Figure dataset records
++++++++++++++++++++

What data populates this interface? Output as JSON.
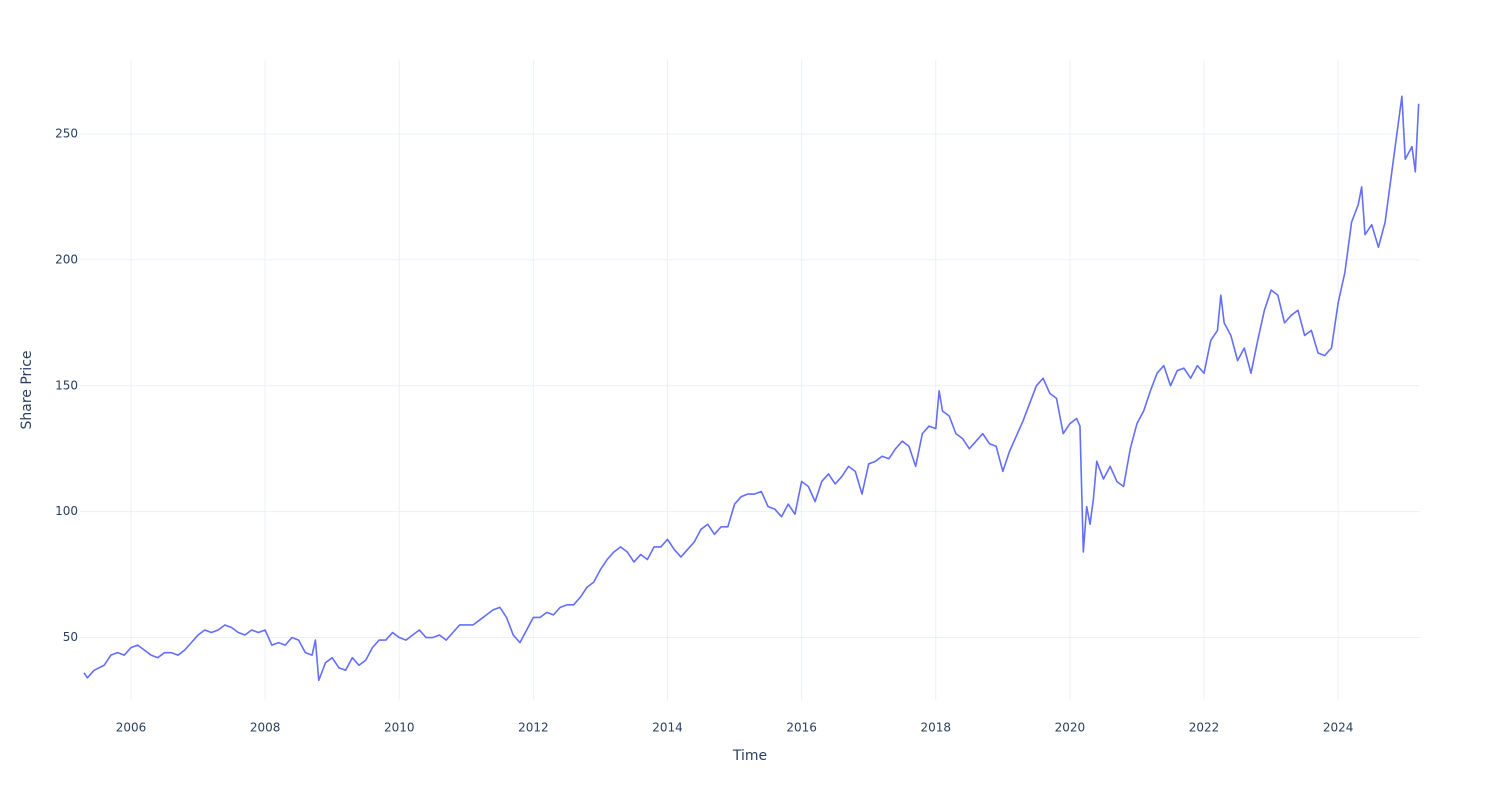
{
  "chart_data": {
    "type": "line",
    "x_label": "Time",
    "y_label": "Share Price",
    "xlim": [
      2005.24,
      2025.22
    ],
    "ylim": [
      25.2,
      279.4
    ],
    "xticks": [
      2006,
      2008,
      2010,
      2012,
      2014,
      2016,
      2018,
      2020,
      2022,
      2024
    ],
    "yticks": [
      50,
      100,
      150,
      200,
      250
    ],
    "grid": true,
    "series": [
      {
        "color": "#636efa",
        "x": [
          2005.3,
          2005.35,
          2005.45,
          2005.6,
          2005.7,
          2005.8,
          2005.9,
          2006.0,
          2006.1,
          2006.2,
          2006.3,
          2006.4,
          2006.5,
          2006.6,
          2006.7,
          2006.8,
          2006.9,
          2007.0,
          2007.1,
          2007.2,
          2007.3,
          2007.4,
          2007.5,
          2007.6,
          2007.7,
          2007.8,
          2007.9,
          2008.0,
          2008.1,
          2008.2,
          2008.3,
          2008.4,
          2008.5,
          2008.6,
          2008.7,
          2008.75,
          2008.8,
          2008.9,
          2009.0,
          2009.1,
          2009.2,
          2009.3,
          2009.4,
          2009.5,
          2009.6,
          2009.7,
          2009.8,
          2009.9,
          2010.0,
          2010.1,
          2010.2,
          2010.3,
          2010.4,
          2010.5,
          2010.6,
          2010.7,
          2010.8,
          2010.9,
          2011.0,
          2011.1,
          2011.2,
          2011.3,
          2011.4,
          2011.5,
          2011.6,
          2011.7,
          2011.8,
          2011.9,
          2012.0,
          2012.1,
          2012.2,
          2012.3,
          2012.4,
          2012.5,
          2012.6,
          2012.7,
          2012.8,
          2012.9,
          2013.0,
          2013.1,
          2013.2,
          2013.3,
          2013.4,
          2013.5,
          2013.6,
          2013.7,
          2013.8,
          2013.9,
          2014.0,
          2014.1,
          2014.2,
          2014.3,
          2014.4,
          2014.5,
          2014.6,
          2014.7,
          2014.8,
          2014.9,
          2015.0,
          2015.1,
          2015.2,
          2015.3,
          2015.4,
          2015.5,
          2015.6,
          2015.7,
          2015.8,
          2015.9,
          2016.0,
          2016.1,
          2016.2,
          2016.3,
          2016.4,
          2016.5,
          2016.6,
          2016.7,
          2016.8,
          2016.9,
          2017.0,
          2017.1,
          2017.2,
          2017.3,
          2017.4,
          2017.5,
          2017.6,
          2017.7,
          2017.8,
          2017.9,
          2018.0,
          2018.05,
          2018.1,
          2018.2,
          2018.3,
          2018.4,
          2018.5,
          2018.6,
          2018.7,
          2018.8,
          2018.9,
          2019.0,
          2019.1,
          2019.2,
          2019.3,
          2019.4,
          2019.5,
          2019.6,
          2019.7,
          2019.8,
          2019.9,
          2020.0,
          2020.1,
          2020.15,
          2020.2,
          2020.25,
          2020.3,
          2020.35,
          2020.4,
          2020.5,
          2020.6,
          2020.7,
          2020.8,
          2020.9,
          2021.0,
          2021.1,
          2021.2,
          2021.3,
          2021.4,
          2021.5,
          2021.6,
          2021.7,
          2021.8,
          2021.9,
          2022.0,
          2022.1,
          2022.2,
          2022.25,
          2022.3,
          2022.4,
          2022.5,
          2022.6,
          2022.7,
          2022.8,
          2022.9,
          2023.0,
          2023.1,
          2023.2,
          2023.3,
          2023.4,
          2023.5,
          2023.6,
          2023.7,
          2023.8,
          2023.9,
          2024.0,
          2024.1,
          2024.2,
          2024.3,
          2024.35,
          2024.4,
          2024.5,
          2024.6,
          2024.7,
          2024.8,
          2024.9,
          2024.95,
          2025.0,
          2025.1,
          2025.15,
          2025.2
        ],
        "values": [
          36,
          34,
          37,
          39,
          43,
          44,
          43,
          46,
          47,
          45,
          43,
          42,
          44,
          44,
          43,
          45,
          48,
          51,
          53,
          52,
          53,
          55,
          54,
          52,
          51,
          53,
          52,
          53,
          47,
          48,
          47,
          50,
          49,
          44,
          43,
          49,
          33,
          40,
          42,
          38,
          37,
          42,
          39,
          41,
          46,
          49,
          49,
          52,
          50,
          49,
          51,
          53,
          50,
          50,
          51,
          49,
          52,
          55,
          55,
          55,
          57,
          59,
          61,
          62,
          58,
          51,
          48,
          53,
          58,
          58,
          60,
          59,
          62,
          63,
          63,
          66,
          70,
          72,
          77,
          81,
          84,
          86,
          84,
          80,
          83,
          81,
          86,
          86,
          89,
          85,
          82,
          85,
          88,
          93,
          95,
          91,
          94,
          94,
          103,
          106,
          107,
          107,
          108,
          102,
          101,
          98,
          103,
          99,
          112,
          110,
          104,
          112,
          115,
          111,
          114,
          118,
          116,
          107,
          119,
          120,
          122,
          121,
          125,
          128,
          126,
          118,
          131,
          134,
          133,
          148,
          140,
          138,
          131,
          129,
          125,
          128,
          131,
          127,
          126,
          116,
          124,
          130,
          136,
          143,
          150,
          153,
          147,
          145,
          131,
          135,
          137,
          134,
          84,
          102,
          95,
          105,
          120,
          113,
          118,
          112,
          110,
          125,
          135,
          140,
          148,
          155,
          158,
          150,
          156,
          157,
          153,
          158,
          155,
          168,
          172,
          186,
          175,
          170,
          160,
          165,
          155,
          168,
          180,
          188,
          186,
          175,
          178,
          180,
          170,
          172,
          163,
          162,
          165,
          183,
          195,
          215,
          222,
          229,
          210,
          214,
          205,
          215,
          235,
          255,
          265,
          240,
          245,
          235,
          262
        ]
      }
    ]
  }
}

++++++++++++++++++++

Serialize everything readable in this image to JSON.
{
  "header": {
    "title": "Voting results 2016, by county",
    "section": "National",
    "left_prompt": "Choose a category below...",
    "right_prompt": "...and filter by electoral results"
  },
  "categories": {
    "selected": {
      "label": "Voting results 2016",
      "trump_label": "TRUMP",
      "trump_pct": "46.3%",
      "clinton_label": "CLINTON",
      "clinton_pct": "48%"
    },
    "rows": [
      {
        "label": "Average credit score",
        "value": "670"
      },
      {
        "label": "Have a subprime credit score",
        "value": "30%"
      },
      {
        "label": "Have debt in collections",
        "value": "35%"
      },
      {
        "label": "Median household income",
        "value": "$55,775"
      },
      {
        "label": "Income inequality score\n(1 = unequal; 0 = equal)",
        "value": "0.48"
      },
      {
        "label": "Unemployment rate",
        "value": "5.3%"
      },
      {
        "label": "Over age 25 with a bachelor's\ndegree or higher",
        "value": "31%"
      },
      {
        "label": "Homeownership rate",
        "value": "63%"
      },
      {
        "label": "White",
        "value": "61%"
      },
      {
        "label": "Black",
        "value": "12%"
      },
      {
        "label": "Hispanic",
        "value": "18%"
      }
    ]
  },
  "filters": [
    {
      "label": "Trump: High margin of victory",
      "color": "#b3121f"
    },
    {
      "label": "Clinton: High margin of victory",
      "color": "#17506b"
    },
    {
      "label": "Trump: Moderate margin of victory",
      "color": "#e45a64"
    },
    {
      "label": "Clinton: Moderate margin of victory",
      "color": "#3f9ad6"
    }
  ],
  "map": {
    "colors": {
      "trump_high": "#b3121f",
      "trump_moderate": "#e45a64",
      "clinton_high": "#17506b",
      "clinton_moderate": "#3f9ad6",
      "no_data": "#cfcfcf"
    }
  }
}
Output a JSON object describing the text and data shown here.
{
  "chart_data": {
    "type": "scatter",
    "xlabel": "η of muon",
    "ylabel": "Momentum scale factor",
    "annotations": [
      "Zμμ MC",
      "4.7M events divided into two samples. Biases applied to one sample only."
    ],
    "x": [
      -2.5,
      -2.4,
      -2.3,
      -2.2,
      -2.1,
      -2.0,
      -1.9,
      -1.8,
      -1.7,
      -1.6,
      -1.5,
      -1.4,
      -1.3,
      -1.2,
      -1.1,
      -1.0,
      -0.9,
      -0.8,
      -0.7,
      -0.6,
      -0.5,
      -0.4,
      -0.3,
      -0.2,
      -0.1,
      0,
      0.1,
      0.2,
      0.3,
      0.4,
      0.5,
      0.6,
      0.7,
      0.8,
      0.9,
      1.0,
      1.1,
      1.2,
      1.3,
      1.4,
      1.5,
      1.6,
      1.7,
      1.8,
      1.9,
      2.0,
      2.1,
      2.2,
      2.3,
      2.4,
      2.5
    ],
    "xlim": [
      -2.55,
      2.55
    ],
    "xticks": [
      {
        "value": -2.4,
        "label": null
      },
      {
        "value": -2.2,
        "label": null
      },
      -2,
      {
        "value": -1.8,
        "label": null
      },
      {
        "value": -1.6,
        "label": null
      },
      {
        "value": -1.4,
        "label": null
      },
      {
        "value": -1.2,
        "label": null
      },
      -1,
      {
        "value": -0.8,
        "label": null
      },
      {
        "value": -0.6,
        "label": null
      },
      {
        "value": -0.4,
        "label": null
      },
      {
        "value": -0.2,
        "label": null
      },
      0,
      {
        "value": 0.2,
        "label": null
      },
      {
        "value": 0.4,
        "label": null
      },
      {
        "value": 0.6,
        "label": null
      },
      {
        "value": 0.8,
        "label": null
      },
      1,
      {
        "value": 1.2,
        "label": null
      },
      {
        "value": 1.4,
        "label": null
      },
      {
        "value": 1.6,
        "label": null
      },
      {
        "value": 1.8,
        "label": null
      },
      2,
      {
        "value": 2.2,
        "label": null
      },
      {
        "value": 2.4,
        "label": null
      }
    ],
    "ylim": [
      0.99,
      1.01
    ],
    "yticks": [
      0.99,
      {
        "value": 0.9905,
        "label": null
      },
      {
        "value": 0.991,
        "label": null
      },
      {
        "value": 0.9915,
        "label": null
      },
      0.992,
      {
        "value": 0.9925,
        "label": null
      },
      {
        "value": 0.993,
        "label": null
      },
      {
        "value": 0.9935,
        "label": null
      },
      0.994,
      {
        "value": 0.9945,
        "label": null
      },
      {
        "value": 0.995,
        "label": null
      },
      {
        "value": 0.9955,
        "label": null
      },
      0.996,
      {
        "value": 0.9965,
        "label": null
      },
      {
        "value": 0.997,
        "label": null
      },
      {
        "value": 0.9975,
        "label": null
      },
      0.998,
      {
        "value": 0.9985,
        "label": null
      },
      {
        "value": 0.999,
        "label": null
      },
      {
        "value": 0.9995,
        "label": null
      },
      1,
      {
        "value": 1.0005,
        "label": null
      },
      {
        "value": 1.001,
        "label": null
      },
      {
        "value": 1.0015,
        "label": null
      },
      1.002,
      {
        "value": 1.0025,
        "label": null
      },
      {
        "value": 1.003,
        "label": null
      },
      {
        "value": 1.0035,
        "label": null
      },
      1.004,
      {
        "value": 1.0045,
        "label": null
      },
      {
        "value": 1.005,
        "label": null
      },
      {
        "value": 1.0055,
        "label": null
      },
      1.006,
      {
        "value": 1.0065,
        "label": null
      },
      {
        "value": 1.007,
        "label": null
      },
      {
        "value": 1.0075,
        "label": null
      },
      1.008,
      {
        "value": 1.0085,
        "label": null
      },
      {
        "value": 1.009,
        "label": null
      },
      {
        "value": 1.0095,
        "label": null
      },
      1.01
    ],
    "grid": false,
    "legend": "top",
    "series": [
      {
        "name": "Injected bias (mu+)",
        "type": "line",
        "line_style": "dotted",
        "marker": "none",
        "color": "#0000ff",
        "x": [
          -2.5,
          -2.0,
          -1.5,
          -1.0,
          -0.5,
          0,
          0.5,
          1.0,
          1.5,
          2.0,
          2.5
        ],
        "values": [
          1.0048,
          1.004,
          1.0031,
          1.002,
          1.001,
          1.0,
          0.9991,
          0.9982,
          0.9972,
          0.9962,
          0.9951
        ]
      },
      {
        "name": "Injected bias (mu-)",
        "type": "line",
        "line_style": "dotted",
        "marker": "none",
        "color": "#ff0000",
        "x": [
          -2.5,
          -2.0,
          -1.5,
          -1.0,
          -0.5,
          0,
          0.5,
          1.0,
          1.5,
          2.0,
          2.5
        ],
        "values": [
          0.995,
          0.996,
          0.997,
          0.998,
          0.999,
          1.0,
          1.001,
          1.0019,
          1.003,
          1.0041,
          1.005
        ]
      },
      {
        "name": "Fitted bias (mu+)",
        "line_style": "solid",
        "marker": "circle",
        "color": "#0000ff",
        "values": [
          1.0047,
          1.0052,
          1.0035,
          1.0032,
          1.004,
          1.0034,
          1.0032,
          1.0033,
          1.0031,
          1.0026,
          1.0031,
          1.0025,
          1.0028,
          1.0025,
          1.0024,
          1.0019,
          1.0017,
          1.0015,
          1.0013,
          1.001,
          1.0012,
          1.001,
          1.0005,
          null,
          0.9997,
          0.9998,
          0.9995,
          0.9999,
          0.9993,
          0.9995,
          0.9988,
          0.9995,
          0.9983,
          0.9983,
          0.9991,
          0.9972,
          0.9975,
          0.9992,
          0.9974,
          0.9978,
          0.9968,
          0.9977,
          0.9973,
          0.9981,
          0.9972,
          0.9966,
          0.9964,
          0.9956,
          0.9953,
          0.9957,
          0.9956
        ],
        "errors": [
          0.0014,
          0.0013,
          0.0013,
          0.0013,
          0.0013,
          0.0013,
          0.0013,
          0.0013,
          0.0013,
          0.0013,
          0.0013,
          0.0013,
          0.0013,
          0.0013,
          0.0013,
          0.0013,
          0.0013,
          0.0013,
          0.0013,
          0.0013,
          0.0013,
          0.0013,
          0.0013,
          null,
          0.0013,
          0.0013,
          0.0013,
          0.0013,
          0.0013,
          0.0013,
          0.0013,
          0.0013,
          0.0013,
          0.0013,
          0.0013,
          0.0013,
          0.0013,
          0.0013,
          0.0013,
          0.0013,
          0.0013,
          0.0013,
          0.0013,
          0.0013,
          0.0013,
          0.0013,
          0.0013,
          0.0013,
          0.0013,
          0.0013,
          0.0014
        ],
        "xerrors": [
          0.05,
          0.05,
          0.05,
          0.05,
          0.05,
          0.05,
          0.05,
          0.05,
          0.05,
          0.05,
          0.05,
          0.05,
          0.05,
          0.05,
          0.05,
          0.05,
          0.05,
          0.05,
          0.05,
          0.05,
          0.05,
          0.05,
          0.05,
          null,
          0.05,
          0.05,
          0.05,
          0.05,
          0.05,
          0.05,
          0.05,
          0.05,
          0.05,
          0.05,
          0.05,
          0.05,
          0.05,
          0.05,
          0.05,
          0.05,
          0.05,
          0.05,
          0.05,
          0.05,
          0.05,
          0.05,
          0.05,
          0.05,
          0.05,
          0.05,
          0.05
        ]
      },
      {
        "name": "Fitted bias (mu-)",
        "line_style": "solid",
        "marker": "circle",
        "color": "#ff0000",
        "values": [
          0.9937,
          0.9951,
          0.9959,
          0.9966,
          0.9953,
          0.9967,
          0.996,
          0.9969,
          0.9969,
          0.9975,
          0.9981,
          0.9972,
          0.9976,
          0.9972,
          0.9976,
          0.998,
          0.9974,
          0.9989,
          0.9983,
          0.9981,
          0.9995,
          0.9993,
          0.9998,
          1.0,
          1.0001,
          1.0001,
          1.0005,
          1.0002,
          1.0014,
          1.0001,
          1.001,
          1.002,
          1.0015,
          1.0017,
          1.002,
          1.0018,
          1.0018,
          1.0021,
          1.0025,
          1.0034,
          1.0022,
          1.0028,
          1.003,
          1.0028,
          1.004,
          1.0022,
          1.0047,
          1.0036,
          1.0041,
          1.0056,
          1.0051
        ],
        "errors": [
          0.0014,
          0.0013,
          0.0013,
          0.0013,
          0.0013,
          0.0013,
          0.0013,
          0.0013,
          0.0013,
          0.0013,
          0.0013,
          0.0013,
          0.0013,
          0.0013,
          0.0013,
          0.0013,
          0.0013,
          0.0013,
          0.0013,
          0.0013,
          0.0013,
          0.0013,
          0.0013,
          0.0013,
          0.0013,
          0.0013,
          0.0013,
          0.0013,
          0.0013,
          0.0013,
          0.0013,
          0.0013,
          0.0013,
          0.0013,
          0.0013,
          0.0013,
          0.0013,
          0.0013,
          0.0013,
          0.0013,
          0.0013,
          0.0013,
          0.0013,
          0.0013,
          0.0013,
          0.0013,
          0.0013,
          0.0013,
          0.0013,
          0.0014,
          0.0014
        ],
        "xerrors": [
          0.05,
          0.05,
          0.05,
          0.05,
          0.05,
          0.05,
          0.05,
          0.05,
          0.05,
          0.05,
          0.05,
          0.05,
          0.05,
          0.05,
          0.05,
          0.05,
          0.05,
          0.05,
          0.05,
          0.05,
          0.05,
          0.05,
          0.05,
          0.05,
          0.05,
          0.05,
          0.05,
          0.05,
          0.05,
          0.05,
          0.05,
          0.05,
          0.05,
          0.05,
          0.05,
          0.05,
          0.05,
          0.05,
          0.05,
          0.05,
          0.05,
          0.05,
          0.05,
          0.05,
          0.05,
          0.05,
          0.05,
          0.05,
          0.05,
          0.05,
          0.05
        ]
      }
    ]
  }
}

++++++++++++++++++++

■ **Written problem**
Whenever "credit" turns up in a line, pick that line out.

■ **Task solution**
        "label": "Average credit score",
        "label": "Have a subprime credit score",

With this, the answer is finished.